Skip to content Skip to Search
Skip navigation

Saudi Arabia’s biggest bank wants wealthy depositors back

SNB bank Saudi Shutterstock
Customers withdrawing money from current and savings accounts meant SNB’s deposits fell 1.7 percent in the year to December 31
  • Shift from current accounts
  • Banks need deposits to fund loans
  • Pressure on net interest margin

Saudi Arabia’s largest bank by assets is trying to woo back wealthy customers after losing many since a merger in 2021.

SNB, or Saudi National Bank, is a merger of National Commercial Bank and Samba Financial Group, formerly known as the Saudi American Bank.

It has underperformed against its major domestic rivals, reporting comparatively lower annual net profit growth, and suffering a near-20 percent decline in its stock price over the past 12 months

Deposits fell 1.7 percent to SAR580 billion in the year to December 31 from SAR590 billion ($157 billion), which the bank said was largely down to customers withdrawing money from current and savings accounts, known in the banking industry as Casa.

“Saudi banks are fighting for deposits because most are enjoying very strong loan growth and so need additional deposits to fund these loans,” said Rahul Bajaj, director of Mena equity research at Citigroup in Dubai.

Casa accounted for 72.2 percent of SNB’s total bank deposits on December 31, down from 76 percent a year earlier, while time deposits rose to 22 percent from 20 percent over the same period.

Casa accounts pay zero or much lower interest rates than time deposits, in which the customer cannot withdraw money for a fixed period without incurring penalties.

“Whatever new deposits are coming to Saudi banks are mostly in timed deposit accounts,” Bajaj said. “That will continue to pressure margins.”

SNB’s net interest margin fell to 3 percent in 2024, down 13 basis points versus 2023. This metric is critically important to banks as it essentially represents the spread between the interest rate it pays on deposits and the interest rate it charges for loans.

Competition for customer deposits in the region has pushed up term-deposit interest rates in markets such as Saudi Arabia.

This has put pressure on SNB’s net interest margin and led the bank’s annual net profit to rise a sluggish 6 percent to SAR21 billion in 2024.

☆ ☆ ☆ ☆

• **Exercise set**
1. List the three bullet points that appear near the top of the SNB article.
2. Reproduce the SNB article word for word, from "SNB, or Saudi" to "industry as Casa.", with both ends included.
3. According to the SNB article, why are Saudi banks fighting for deposits?
The listing is separate material, unrelated to the SNB article.

[Stored data entries]
☆ ☆ ☆ ☆

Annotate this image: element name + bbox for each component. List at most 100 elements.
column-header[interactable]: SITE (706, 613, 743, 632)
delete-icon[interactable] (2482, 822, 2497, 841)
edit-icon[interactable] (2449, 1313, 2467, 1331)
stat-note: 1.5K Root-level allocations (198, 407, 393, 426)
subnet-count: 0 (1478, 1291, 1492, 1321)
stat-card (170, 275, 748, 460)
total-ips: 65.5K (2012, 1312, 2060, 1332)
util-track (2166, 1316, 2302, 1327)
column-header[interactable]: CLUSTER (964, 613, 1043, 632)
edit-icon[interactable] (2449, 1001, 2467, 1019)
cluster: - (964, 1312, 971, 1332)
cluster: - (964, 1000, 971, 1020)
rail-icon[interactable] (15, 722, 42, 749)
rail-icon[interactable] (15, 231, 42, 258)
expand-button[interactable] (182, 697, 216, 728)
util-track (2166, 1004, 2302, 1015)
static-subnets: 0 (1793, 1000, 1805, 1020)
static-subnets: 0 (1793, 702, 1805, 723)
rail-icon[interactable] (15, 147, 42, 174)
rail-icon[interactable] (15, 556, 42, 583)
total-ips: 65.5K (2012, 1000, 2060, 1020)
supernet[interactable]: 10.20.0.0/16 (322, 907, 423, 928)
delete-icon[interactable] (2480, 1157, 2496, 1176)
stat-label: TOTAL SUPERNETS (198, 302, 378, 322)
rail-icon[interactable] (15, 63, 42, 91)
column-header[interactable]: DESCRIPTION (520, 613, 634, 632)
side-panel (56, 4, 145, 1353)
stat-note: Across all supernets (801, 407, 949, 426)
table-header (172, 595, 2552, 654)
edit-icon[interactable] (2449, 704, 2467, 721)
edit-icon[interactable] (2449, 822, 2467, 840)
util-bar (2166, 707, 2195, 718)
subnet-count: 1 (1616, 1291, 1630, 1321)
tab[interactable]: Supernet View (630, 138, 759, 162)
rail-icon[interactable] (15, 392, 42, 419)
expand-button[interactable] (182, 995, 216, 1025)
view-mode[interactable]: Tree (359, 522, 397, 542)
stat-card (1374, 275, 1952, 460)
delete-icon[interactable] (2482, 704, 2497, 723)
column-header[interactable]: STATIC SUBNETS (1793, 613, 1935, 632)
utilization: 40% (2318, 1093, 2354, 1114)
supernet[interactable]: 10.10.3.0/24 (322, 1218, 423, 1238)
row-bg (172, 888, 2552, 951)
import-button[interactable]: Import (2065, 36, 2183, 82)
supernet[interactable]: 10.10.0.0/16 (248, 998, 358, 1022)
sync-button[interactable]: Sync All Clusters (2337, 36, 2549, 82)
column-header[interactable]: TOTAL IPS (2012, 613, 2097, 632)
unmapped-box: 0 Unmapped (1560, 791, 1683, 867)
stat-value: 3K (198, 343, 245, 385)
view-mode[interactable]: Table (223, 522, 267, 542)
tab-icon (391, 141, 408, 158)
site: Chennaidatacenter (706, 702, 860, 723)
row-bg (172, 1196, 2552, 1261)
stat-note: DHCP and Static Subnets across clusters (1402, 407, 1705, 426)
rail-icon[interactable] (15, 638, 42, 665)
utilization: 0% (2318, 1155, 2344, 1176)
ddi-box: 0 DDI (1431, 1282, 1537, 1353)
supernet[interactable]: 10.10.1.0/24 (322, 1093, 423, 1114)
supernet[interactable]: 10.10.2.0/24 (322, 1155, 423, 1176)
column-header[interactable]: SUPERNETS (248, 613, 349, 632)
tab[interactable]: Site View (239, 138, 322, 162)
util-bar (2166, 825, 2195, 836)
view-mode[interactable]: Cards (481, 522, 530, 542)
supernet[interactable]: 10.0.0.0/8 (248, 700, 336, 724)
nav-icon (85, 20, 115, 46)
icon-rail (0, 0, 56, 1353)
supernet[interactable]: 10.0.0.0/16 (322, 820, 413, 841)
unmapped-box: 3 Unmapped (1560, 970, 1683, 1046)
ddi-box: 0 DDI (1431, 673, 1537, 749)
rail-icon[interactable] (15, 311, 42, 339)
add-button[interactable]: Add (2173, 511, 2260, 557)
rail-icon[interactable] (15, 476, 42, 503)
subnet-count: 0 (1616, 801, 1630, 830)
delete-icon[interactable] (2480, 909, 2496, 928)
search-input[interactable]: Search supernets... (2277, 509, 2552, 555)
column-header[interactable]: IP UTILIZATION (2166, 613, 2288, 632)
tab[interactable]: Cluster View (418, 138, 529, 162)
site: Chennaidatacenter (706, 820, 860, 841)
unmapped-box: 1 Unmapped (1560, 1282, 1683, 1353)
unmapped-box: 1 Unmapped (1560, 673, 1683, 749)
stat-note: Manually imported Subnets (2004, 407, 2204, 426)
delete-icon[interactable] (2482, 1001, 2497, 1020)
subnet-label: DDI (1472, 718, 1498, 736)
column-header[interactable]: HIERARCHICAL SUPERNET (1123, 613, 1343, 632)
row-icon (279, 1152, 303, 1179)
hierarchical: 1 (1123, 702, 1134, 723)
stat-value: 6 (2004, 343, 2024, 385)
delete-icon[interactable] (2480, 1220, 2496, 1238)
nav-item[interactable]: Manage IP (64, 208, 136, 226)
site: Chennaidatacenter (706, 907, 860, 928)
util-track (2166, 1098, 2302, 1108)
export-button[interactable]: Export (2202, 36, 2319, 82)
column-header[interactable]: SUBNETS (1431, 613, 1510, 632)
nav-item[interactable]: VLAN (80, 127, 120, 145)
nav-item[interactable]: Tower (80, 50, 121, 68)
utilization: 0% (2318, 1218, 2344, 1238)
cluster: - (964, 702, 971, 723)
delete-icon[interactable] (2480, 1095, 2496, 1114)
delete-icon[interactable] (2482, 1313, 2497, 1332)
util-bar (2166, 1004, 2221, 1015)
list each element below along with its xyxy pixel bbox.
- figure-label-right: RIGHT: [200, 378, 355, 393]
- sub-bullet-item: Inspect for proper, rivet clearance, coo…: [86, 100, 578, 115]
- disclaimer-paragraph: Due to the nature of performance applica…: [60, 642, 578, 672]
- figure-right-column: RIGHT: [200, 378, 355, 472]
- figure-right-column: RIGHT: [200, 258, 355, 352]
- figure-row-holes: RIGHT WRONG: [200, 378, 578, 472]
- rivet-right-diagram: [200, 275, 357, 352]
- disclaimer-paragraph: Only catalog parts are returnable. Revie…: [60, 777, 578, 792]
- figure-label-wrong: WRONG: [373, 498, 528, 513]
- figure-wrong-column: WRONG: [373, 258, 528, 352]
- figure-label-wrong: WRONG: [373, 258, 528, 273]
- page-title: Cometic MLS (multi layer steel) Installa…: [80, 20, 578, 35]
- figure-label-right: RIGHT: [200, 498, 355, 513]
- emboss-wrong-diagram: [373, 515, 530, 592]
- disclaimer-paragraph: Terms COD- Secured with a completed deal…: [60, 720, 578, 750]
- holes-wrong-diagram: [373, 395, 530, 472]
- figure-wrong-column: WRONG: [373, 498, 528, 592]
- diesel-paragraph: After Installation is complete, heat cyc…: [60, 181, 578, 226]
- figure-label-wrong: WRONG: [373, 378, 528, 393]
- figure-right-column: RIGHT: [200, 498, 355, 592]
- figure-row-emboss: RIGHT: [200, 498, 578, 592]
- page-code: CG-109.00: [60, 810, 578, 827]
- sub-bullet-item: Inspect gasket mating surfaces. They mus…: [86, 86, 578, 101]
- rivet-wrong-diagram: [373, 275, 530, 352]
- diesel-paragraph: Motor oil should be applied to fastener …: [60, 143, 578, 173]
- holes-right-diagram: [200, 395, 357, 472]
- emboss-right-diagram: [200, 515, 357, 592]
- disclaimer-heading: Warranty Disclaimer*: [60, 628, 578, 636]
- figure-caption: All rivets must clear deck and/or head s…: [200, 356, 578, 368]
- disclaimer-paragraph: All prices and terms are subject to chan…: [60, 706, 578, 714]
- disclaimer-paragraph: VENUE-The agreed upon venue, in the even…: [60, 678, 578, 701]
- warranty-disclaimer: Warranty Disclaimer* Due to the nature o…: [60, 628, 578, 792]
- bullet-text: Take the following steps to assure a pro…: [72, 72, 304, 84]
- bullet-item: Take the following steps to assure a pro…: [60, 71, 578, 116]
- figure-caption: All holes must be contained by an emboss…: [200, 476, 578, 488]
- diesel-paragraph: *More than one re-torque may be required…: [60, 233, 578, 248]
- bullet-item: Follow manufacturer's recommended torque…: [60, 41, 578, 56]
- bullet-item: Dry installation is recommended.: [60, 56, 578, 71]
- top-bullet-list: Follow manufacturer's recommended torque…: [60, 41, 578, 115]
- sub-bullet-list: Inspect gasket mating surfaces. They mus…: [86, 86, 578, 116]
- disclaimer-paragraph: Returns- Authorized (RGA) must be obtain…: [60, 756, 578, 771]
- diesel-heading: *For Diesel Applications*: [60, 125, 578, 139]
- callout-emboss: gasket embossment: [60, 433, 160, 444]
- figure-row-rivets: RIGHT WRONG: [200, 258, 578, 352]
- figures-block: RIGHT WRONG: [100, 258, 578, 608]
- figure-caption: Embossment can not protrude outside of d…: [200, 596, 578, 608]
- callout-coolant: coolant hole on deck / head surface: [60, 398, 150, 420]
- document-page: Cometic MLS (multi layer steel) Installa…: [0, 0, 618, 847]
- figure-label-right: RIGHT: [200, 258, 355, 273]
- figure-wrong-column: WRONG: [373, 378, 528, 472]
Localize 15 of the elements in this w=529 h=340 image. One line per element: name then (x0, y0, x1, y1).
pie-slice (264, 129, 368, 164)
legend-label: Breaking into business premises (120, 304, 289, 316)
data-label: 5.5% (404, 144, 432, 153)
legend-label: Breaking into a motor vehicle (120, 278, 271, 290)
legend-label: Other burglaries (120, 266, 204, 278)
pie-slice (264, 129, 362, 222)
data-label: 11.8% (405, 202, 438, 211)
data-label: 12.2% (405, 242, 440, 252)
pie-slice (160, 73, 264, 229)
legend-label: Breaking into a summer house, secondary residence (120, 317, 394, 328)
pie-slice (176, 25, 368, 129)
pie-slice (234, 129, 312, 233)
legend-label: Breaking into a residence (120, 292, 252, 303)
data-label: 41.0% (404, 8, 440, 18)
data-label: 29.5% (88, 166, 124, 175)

☆ ☆ ☆ ☆

• **Answers given**
1.
Shift from current accounts
Banks need deposits to fund loans
Pressure on net interest margin

2.
SNB, or Saudi National Bank, is a merger of National Commercial Bank and Samba Financial Group, formerly known as the Saudi American Bank.

It has underperformed against its major domestic rivals, reporting comparatively lower annual net profit growth, and suffering a near-20 percent decline in its stock price over the past 12 months

Deposits fell 1.7 percent to SAR580 billion in the year to December 31 from SAR590 billion ($157 billion), which the bank said was largely down to customers withdrawing money from current and savings accounts, known in the banking industry as Casa.

3. Most Saudi banks are enjoying very strong loan growth, so they need additional deposits to fund those loans.